* **PROBLEM DETAILS**: Listed below are entries; give the number of lines among them that include "Хайни", and only that number.

*** MATERIAL

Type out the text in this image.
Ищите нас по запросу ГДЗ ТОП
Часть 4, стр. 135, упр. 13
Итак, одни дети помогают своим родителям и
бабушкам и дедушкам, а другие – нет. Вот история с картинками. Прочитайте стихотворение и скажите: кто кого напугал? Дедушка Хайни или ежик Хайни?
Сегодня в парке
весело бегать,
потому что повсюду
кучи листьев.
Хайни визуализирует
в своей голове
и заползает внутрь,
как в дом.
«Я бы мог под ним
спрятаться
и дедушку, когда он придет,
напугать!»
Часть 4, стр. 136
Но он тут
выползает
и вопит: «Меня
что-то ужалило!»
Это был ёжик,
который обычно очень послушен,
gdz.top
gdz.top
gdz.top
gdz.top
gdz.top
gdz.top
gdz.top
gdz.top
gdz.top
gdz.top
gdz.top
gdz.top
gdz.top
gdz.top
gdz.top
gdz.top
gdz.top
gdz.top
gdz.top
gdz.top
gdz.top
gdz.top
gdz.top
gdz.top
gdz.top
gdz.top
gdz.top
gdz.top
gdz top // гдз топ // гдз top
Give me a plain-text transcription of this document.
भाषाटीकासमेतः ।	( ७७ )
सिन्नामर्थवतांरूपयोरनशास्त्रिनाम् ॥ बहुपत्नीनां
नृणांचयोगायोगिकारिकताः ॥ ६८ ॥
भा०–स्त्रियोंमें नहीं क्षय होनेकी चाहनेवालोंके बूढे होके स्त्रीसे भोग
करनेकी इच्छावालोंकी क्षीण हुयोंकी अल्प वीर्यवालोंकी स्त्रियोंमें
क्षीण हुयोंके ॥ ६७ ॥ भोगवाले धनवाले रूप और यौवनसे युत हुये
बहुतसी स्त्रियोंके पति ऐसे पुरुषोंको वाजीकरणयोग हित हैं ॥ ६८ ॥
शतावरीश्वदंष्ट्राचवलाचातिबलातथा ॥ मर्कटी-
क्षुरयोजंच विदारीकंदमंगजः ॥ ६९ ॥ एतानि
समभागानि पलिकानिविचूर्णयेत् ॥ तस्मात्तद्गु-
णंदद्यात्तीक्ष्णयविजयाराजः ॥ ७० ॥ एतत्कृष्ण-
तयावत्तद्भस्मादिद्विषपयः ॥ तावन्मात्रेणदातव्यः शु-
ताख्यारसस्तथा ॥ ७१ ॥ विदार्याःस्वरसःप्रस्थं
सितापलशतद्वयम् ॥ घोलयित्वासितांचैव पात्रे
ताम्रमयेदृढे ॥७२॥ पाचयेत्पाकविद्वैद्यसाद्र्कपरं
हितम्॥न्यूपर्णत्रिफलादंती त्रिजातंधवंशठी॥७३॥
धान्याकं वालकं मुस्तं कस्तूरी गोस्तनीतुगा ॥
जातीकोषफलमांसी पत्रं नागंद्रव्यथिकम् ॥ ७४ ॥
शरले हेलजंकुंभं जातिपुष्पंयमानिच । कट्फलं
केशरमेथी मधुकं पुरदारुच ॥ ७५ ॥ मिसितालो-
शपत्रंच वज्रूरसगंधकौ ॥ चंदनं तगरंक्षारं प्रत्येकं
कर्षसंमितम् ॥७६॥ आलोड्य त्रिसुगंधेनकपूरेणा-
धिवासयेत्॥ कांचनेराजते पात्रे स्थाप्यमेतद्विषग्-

******

* **REPLY TO THE TASK**: 2